___ Entries

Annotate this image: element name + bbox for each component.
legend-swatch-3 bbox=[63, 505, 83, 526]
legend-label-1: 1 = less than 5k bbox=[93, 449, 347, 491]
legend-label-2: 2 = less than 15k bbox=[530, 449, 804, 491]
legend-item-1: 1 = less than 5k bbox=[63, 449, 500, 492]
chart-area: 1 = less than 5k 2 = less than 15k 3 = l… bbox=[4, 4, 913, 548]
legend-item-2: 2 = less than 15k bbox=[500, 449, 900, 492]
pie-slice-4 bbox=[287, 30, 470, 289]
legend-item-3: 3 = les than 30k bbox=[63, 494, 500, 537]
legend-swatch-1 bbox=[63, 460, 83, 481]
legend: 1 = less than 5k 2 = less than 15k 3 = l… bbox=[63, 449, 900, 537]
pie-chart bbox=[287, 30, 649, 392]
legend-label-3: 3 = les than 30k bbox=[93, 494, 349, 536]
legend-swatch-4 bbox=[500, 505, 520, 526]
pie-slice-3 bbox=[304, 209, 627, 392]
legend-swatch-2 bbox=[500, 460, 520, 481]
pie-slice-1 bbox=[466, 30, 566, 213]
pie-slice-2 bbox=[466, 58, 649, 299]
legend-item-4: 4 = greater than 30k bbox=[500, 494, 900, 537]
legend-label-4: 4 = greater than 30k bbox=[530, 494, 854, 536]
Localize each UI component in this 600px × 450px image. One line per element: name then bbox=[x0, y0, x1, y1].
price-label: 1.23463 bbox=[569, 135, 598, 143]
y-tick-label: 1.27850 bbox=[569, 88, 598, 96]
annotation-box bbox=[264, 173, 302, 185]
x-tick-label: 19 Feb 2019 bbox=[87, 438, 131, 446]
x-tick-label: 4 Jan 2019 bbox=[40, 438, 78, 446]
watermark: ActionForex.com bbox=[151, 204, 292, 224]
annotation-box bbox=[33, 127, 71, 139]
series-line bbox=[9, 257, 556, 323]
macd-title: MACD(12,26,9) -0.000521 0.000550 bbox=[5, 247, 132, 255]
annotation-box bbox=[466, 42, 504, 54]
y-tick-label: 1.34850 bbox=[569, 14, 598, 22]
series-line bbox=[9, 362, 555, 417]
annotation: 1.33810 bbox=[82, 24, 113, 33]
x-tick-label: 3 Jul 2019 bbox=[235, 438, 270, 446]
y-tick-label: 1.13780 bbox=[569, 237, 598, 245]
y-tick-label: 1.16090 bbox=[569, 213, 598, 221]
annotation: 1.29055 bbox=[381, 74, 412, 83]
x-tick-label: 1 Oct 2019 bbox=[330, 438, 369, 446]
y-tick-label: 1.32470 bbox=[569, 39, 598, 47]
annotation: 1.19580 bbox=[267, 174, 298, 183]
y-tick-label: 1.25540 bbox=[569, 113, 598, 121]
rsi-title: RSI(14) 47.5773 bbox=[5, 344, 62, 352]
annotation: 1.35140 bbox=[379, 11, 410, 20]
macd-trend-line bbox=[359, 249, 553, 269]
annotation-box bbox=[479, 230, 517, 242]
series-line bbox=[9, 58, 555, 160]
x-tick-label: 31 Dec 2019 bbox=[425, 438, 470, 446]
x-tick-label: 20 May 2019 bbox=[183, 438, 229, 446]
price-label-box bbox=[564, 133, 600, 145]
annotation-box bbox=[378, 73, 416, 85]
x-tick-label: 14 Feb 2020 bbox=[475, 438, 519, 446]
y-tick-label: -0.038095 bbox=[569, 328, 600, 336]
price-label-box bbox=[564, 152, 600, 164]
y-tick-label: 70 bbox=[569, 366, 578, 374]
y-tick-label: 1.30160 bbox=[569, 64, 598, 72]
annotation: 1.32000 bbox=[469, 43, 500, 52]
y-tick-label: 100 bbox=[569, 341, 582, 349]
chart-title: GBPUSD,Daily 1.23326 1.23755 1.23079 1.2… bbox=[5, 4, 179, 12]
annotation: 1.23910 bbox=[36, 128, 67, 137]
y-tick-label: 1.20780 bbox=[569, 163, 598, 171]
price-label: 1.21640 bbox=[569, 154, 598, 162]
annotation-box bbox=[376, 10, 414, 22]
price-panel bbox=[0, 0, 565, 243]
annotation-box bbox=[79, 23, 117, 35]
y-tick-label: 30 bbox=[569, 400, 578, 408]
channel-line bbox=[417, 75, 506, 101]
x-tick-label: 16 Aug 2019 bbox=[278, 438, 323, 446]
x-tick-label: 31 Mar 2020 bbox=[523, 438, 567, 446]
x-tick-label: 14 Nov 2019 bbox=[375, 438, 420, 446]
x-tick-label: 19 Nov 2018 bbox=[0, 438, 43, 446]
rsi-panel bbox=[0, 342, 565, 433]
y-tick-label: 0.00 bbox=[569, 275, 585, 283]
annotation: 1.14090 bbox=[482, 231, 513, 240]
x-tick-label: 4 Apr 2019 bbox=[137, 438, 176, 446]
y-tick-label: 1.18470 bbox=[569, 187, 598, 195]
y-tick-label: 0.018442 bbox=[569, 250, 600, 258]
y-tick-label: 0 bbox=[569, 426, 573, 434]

______

▶ **Task instructions**:
Gather every row above that contains the string "greater", treating uppercase and lowercase as distinct.

▶ **Exercise solution**:
legend-item-4: 4 = greater than 30k bbox=[500, 494, 900, 537]
legend-label-4: 4 = greater than 30k bbox=[530, 494, 854, 536]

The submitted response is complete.